### Extrait du document
4. Nous voulons donc réaffirmer solennellement notre profession de foi en l’Incarnation de notre Seigneur Jésus-Christ, telle que l’ont déjà déclarée en 1971 le Pape Paul VI et le patriarche Moran Mar Ignatius Jacoub III. Ils ont nié qu’il existe une différence dans la foi qu’ils confessent dans le mys­tère du Verbe de Dieu fait chair et devenu réellement homme. A notre tour nous confessons qu’il s’est incarné pour nous, en prenant pour lui-même un corps réel avec une âme raisonnable. Il a partagé en toutes choses notre humanité à l’exclusion du péché. Nous confessons que notre Seigneur et notre Dieu, notre Sauveur et Roi de l’univers, Jésus-Christ, est Dieu parfait pour ce qui est de sa divinité et homme parfait pour ce qui est de son humanité. En lui sa divinité est unie à son humanité. Cette union est réelle, parfaite, sans mélange, sans commixtion, sans confusion, sans altération, sans division, sans la moindre séparation. Lui qui est le Dieu éternel et indivisible est devenu visible dans la chair et a pris la forme du Serviteur. En lui sont unies de façon réelle, parfaite, indivisible et inséparable l’humanité et la divinité et toutes leurs propriétés sont en lui présentes et agissantes.

5. Ayant donc une même conception du Christ, nous confessons aussi une même conception de son mystère. Incarné, mort et ressuscité, notre Seigneur, Dieu et Sauveur a vaincu le péché et la mort. Par lui, durant le temps entre la Pentecôte et la seconde venue, période qui est aussi la fin des temps, il est donné à l’homme de faire déjà l’expérience de la nouvelle création, royaume de Dieu, ferment transformant (cf. Mt 13,33) déjà présent parmi nous. Pour cela Dieu s’est choisi un peuple nouveau, son Église sainte qui est le Corps du Christ. Par la Parole et les sacrements, l’Esprit-Saint agit en elle pour appeler tous les hommes et en faire des membres de ce Corps du Christ. Ceux qui croient sont baptisés dans l’Esprit au nom de la Sainte Trinité pour former un seul corps et, par le sacrement de l’onction de la confirmation, leur foi est accomplie et fortifiée par ce même Esprit-Saint.

6. La vie sacramentelle trouve dans l’Eucharistie son achèvement et son sommet en sorte que c’est par l’Eucharistie que l’Église réalise et manifeste sa nature la plus profonde. Par l’Eucharistie, l’événement de la Pâque du Christ se dilate en Église. Par le baptême et la chrismation, en effet, les membres du Christ sont oints par l’Esprit, greffés sur le Christ. Et par l’Eucharistie, l’Église devient ce qu’elle est appelée à être de par le baptême et la chrismation. Par la communion au Corps et au Sang du Christ, les fidèles croissent en cette divinisation mystérieuse qui, par l’Esprit-Saint, les fait demeurer dans le Fils comme les enfants du Père.

### À faire
- 1) Selon l'extrait sur l'Incarnation du Christ, en quelle année le pape Paul VI et le patriarche Moran Mar Ignatius Jacoub III ont-ils déclaré cette profession de foi ?
- 2) Prolongez l'extrait sur l'Incarnation du Christ après sa dernière phrase, dans le même style.
Les données ci-après proviennent d'une source différente.

### Jeu de données
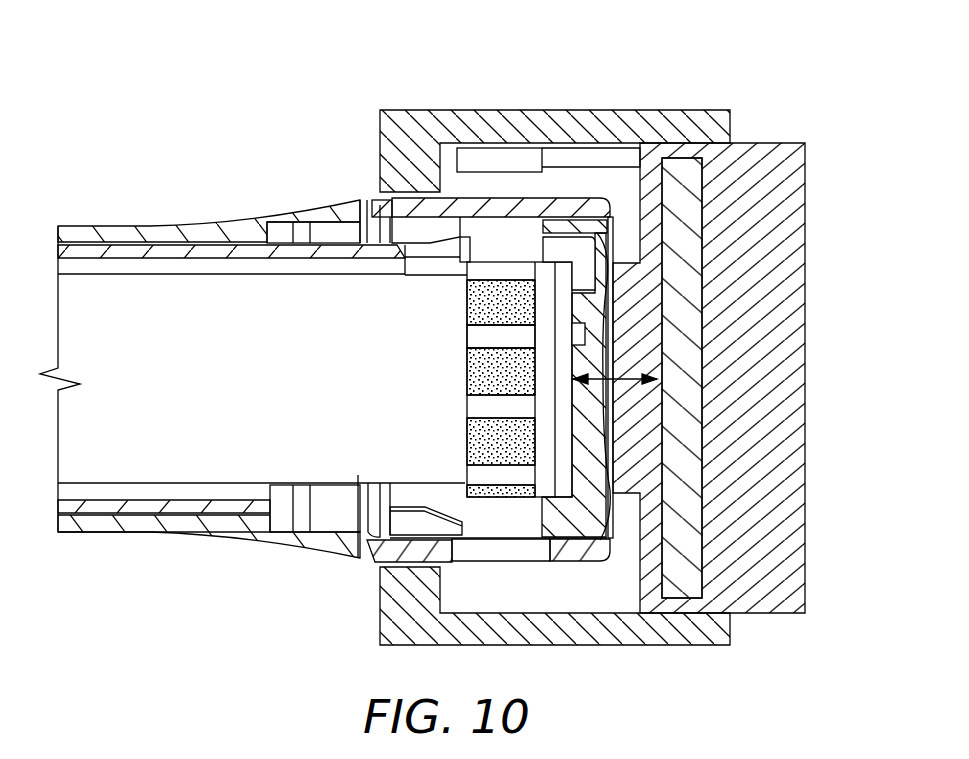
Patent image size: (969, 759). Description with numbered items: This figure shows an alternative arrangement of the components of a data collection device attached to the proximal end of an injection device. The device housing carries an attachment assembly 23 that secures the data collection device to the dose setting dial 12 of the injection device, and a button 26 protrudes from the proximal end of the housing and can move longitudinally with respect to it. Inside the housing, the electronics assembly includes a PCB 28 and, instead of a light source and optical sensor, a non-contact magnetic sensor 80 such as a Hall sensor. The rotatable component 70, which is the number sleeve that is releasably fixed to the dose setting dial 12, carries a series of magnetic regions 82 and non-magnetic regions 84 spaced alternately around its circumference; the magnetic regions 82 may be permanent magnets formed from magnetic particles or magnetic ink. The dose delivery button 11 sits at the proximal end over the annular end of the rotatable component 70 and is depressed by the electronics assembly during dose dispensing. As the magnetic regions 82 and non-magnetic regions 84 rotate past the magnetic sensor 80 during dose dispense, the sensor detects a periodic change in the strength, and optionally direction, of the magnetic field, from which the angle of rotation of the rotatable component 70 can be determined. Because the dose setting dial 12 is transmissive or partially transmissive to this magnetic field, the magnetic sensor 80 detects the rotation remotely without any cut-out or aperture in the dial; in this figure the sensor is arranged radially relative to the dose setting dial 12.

The attachment assembly 23 is at (380, 121).
The non-contact magnetic sensor 80 is at (498, 148).
The dose setting dial 12 is at (378, 203).
The magnetic regions 82 is at (467, 302).
The non-magnetic regions 84 is at (480, 338).
The rotatable component 70 is at (467, 378).
The dose delivery button 11 is at (548, 512).
The PCB 28 is at (662, 580).
The button 26 is at (805, 408).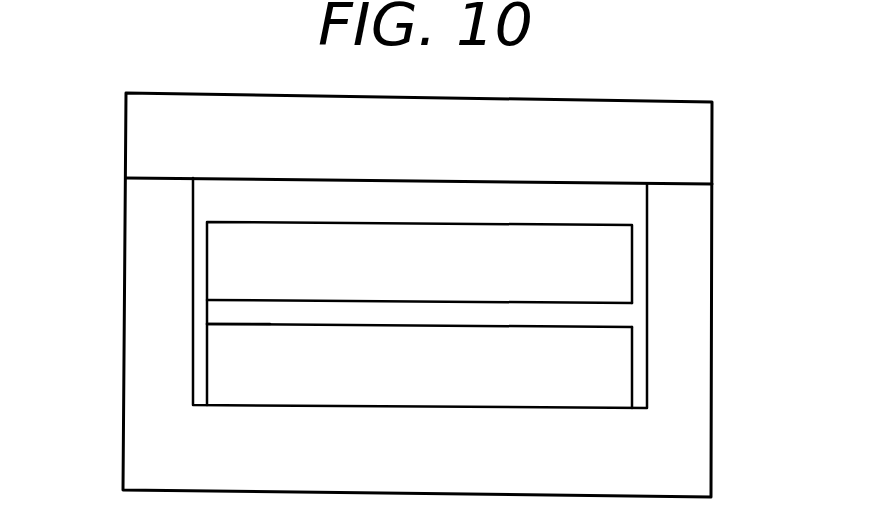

### Réponses par tâche
- 1) En 1971.

- 2)
7. Les autres sacrements, que l’Église catholique et l’Église syrienne d’Antioche tiennent ensemble dans une même succession du ministère apostolique, à savoir ceux de l’ordre, du mariage, de la réconciliation des pénitents et de l’onction des malades, sont ordonnés à cette célébration de l’Eucharistie qui est le centre de la vie sacramentelle et l’expression visible majeure de la communion ecclésiale. Cette communion des chrétiens entre eux et des Églises locales unies autour de leurs pasteurs légitimes s’actualise dans la communauté rassemblée qui confesse la même foi, est tendue dans l’espérance du monde à venir et dans l’attende du retour du Seigneur et, par l’Esprit-Saint qui l’habite, est animée de la charité qui ne déçoit pas.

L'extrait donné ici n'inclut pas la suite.